Every line must be returned precisely as it is written.

Recorded data:
§
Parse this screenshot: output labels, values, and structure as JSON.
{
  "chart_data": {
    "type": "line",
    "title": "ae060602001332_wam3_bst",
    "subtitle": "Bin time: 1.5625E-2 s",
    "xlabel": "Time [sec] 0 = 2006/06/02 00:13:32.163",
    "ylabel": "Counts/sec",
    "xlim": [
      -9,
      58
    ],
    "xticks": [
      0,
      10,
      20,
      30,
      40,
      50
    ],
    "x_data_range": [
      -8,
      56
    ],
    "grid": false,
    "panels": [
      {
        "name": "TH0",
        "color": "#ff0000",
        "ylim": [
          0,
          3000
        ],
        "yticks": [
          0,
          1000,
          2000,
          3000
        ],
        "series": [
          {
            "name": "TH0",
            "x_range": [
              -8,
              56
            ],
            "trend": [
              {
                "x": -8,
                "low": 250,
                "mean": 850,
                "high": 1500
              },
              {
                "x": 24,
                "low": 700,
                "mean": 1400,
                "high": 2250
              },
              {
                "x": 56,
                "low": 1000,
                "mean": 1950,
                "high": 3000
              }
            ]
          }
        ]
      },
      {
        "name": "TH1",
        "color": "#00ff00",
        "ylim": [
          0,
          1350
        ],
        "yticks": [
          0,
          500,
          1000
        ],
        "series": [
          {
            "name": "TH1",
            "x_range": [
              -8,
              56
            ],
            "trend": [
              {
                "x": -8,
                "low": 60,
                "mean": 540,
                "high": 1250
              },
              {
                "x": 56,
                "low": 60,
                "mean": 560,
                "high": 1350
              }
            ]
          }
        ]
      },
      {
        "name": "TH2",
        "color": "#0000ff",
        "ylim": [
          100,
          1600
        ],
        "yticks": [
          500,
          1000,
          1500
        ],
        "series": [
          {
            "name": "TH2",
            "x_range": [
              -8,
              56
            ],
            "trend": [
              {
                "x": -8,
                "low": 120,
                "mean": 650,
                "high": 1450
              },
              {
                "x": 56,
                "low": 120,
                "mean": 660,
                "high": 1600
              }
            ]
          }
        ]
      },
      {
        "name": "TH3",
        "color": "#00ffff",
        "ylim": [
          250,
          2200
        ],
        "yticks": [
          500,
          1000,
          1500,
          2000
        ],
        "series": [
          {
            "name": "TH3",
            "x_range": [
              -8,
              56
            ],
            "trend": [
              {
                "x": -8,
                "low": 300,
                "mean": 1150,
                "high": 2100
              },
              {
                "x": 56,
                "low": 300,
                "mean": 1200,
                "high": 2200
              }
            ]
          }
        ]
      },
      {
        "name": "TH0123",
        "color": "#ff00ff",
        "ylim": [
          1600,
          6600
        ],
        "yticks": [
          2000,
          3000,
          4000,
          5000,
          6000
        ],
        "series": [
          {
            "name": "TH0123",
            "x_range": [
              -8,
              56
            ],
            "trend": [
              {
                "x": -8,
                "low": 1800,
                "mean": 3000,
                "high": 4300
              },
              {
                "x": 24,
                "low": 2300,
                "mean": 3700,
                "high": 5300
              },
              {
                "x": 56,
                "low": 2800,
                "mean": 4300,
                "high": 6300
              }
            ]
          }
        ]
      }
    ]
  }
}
§
- **Right answer**:
Parse this screenshot: output labels, values, and structure as JSON.
{
  "chart_data": {
    "type": "line",
    "title": "ae060602001332_wam3_bst",
    "subtitle": "Bin time: 1.5625E-2 s",
    "xlabel": "Time [sec] 0 = 2006/06/02 00:13:32.163",
    "ylabel": "Counts/sec",
    "xlim": [
      -9,
      58
    ],
    "xticks": [
      0,
      10,
      20,
      30,
      40,
      50
    ],
    "x_data_range": [
      -8,
      56
    ],
    "grid": false,
    "panels": [
      {
        "name": "TH0",
        "color": "#ff0000",
        "ylim": [
          0,
          3000
        ],
        "yticks": [
          0,
          1000,
          2000,
          3000
        ],
        "series": [
          {
            "name": "TH0",
            "x_range": [
              -8,
              56
            ],
            "trend": [
              {
                "x": -8,
                "low": 250,
                "mean": 850,
                "high": 1500
              },
              {
                "x": 24,
                "low": 700,
                "mean": 1400,
                "high": 2250
              },
              {
                "x": 56,
                "low": 1000,
                "mean": 1950,
                "high": 3000
              }
            ]
          }
        ]
      },
      {
        "name": "TH1",
        "color": "#00ff00",
        "ylim": [
          0,
          1350
        ],
        "yticks": [
          0,
          500,
          1000
        ],
        "series": [
          {
            "name": "TH1",
            "x_range": [
              -8,
              56
            ],
            "trend": [
              {
                "x": -8,
                "low": 60,
                "mean": 540,
                "high": 1250
              },
              {
                "x": 56,
                "low": 60,
                "mean": 560,
                "high": 1350
              }
            ]
          }
        ]
      },
      {
        "name": "TH2",
        "color": "#0000ff",
        "ylim": [
          100,
          1600
        ],
        "yticks": [
          500,
          1000,
          1500
        ],
        "series": [
          {
            "name": "TH2",
            "x_range": [
              -8,
              56
            ],
            "trend": [
              {
                "x": -8,
                "low": 120,
                "mean": 650,
                "high": 1450
              },
              {
                "x": 56,
                "low": 120,
                "mean": 660,
                "high": 1600
              }
            ]
          }
        ]
      },
      {
        "name": "TH3",
        "color": "#00ffff",
        "ylim": [
          250,
          2200
        ],
        "yticks": [
          500,
          1000,
          1500,
          2000
        ],
        "series": [
          {
            "name": "TH3",
            "x_range": [
              -8,
              56
            ],
            "trend": [
              {
                "x": -8,
                "low": 300,
                "mean": 1150,
                "high": 2100
              },
              {
                "x": 56,
                "low": 300,
                "mean": 1200,
                "high": 2200
              }
            ]
          }
        ]
      },
      {
        "name": "TH0123",
        "color": "#ff00ff",
        "ylim": [
          1600,
          6600
        ],
        "yticks": [
          2000,
          3000,
          4000,
          5000,
          6000
        ],
        "series": [
          {
            "name": "TH0123",
            "x_range": [
              -8,
              56
            ],
            "trend": [
              {
                "x": -8,
                "low": 1800,
                "mean": 3000,
                "high": 4300
              },
              {
                "x": 24,
                "low": 2300,
                "mean": 3700,
                "high": 5300
              },
              {
                "x": 56,
                "low": 2800,
                "mean": 4300,
                "high": 6300
              }
            ]
          }
        ]
      }
    ]
  }
}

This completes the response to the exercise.